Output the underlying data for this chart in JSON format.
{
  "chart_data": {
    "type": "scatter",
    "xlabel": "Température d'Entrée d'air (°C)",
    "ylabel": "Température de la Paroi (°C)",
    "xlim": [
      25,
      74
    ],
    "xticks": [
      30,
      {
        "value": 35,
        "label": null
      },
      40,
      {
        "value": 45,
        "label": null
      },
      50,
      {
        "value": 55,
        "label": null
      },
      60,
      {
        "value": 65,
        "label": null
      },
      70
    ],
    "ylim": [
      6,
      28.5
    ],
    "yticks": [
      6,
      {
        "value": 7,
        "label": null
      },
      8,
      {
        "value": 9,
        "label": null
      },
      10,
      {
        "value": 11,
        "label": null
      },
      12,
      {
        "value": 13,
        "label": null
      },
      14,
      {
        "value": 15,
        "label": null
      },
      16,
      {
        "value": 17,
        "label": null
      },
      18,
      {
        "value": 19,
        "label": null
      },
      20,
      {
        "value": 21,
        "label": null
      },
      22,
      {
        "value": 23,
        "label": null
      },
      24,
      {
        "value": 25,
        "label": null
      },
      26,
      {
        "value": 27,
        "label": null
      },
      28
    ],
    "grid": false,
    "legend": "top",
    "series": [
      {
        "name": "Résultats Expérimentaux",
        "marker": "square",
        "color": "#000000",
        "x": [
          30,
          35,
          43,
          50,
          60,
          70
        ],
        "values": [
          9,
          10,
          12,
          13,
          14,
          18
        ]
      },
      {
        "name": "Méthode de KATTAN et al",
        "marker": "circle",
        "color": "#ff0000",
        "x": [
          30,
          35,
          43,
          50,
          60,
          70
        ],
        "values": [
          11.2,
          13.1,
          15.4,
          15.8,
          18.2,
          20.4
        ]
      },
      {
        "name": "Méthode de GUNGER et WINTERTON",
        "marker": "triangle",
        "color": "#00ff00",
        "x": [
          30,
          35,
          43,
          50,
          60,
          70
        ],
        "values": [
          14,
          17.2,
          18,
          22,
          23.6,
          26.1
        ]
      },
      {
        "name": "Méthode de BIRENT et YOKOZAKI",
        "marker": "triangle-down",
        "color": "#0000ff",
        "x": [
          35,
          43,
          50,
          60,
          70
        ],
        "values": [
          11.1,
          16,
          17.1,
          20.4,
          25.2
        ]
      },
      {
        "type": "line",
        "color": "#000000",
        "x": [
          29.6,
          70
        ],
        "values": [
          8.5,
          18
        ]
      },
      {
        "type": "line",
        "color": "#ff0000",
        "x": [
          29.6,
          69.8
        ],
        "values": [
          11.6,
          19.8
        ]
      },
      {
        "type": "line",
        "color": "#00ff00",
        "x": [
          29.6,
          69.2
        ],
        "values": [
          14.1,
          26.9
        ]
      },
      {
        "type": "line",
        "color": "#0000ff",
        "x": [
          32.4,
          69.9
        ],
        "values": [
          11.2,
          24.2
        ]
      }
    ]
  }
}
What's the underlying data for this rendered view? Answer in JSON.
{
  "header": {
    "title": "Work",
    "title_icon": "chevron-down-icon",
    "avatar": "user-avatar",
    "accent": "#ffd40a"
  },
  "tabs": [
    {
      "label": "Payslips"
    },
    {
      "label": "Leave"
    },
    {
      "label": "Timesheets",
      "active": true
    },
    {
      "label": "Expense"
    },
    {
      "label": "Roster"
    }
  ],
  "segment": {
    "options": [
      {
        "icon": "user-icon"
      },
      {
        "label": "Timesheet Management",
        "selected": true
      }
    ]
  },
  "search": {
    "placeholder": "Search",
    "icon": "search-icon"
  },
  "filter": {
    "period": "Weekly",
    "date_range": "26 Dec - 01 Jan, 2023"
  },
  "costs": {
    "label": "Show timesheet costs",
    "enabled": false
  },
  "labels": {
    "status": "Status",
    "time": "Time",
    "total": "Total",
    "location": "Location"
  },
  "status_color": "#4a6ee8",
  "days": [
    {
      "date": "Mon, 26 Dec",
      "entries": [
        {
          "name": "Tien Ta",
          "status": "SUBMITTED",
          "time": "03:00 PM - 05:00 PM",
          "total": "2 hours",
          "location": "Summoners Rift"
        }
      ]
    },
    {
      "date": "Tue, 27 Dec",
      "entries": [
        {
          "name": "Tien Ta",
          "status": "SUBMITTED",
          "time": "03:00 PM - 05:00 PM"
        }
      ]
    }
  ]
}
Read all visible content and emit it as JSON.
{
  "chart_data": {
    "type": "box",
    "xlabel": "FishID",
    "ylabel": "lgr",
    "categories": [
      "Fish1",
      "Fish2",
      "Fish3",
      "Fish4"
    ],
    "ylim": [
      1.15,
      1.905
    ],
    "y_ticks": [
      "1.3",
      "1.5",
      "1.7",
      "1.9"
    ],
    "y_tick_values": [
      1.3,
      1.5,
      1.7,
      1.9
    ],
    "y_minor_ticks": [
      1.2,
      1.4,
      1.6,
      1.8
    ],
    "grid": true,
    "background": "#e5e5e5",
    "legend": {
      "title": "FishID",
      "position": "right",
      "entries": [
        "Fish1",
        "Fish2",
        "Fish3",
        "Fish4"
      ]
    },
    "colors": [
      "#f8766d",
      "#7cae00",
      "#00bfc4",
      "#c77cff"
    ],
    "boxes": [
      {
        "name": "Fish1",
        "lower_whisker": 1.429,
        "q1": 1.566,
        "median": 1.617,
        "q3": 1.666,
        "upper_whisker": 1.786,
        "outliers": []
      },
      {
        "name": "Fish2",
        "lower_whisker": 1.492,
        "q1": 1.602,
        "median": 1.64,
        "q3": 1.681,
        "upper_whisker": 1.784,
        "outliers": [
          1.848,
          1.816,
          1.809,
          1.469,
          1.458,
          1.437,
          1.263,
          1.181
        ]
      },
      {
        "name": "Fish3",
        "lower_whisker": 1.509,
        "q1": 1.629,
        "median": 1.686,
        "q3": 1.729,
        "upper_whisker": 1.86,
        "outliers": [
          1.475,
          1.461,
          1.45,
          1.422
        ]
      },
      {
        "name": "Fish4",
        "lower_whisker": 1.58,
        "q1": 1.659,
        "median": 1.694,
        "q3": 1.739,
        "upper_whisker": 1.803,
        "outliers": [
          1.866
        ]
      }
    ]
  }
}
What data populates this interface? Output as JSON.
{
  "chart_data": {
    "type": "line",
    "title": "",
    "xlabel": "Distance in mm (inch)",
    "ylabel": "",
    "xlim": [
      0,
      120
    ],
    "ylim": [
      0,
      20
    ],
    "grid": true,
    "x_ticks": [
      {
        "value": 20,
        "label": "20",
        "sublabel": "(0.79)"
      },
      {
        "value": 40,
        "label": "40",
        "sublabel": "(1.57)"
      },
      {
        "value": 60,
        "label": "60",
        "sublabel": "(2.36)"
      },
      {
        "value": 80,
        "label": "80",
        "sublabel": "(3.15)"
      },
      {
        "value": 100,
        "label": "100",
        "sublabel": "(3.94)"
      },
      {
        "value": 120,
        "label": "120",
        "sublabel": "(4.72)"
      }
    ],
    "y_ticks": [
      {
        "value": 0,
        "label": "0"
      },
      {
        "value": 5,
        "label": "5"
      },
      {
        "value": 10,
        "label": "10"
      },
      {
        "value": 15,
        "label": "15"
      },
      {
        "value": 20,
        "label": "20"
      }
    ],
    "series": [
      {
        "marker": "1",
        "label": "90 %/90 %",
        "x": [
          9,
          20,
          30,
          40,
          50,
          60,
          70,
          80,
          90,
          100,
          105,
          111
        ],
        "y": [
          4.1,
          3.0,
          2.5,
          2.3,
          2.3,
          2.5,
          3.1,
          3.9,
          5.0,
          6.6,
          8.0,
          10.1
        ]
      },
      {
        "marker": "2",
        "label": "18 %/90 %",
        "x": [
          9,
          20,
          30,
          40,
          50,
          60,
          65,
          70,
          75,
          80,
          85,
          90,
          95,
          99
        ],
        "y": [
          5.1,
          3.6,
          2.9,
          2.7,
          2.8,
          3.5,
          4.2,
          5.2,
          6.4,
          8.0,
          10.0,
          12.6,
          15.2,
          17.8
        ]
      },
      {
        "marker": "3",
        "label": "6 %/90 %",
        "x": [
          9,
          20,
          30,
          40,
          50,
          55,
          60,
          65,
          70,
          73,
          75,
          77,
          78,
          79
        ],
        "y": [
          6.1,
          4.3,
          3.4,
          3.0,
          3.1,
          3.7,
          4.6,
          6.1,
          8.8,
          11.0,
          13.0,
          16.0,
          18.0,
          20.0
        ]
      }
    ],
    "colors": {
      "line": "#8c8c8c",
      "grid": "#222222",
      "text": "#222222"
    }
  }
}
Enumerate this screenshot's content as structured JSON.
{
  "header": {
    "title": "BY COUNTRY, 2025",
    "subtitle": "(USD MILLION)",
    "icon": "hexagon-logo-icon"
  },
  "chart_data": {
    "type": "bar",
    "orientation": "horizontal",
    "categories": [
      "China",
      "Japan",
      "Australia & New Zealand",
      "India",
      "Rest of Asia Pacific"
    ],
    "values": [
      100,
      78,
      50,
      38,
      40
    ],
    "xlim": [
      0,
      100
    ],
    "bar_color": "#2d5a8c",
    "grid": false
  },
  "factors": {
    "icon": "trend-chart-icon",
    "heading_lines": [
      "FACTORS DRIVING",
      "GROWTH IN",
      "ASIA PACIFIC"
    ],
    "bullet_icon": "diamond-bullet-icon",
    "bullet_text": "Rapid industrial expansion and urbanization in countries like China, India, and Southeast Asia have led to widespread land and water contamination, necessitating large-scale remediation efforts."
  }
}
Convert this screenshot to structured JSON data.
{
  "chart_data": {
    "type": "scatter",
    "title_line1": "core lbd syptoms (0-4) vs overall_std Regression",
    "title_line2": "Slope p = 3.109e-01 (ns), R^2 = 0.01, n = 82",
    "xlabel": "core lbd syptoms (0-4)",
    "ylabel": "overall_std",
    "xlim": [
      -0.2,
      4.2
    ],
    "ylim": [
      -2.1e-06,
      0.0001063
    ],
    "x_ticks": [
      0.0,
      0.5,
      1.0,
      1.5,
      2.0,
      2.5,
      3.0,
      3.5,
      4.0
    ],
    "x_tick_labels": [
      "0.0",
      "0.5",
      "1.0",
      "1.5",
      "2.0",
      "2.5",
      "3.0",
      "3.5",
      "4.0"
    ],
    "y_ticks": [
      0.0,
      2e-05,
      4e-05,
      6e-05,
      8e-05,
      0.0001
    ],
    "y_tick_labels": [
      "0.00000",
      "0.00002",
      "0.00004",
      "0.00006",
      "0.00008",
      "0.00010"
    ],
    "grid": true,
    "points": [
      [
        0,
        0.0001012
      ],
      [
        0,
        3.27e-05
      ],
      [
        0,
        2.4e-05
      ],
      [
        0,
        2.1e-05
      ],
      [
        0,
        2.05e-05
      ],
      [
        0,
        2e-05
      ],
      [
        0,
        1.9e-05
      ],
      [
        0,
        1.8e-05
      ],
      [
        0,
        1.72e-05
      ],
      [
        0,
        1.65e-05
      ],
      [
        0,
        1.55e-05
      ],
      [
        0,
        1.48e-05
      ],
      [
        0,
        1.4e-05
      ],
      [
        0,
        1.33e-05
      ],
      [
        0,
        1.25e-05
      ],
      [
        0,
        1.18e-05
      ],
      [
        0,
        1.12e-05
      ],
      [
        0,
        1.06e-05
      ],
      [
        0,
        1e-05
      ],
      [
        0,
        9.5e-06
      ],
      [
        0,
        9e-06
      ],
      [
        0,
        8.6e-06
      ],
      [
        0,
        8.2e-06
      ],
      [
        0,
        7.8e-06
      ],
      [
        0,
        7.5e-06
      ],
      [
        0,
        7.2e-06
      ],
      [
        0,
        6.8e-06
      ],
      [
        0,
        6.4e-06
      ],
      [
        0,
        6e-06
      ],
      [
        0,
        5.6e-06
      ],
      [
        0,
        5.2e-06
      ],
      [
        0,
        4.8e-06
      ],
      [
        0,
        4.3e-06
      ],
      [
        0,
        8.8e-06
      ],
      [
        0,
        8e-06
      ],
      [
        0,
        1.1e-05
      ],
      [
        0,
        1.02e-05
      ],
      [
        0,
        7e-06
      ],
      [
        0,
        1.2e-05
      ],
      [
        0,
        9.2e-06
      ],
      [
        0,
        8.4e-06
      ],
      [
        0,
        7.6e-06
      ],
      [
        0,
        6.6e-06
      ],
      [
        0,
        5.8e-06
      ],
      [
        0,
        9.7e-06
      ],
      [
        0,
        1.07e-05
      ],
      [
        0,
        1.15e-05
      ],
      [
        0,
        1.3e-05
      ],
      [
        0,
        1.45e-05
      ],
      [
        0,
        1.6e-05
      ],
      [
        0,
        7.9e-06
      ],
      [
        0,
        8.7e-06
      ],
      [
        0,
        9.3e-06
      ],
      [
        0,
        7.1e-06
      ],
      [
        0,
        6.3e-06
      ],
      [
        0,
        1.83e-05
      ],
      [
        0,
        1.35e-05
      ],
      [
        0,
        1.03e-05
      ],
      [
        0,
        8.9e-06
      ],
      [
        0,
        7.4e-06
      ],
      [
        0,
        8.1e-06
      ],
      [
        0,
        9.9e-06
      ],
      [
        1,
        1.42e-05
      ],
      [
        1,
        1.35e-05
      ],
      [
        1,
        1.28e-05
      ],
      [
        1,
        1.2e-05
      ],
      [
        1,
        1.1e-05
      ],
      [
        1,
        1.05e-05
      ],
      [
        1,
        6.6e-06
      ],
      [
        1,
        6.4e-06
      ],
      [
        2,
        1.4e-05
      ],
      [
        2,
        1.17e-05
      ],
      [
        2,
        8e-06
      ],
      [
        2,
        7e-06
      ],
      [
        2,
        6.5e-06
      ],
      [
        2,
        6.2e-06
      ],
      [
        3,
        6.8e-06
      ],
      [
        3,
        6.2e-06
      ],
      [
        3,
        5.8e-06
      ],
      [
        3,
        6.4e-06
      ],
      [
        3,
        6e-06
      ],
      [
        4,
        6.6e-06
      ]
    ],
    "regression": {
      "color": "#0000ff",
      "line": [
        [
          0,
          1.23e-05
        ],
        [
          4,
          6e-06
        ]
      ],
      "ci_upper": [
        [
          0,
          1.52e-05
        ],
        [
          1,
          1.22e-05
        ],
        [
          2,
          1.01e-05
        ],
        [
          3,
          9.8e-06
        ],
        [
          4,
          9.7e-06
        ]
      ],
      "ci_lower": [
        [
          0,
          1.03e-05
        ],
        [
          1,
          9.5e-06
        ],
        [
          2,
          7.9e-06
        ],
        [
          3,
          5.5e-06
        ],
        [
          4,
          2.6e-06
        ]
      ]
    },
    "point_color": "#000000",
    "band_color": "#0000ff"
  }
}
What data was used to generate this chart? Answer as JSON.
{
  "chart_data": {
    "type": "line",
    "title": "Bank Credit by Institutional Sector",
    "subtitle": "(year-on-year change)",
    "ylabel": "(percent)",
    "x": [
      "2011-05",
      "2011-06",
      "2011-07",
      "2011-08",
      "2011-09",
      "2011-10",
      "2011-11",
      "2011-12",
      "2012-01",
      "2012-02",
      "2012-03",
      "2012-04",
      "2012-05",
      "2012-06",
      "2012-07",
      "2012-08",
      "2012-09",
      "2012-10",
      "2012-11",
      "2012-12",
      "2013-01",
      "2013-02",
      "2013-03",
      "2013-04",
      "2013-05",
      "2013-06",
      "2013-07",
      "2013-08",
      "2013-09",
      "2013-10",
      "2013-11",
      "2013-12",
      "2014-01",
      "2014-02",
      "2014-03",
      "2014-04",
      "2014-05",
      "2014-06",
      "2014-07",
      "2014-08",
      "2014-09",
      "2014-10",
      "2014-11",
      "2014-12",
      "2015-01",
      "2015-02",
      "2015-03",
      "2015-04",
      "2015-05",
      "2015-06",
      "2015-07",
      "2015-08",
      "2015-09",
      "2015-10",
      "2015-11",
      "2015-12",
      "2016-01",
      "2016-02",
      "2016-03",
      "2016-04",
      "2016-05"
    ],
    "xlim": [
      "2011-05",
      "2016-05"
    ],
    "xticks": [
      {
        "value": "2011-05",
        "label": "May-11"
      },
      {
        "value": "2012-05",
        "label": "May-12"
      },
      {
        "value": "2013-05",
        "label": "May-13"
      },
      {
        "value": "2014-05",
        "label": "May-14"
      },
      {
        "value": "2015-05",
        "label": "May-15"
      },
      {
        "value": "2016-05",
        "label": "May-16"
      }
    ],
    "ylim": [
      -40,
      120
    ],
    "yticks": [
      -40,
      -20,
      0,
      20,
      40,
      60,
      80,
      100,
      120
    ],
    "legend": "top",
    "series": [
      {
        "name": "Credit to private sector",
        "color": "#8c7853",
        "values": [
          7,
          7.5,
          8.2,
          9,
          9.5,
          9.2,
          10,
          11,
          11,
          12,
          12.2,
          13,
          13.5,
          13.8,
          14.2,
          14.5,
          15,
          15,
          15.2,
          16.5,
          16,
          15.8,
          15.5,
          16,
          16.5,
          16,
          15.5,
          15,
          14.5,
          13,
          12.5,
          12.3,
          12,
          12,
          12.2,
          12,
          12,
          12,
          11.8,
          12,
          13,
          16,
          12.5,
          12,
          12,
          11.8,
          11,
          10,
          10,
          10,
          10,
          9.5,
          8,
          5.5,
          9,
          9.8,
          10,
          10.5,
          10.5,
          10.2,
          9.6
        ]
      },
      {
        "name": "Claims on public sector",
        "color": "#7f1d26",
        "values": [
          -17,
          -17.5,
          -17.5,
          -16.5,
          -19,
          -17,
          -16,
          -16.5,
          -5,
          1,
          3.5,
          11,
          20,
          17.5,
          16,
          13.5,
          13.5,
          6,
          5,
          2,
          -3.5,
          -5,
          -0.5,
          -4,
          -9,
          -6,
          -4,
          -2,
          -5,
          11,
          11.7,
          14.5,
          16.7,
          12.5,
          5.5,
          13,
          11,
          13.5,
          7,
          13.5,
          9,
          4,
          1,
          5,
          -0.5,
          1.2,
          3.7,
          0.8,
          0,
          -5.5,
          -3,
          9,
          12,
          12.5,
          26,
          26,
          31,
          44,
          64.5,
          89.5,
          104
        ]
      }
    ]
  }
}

What to produce
Your answer should be one number: the count of lines in the data above that include the word "structured".

Response to this task
2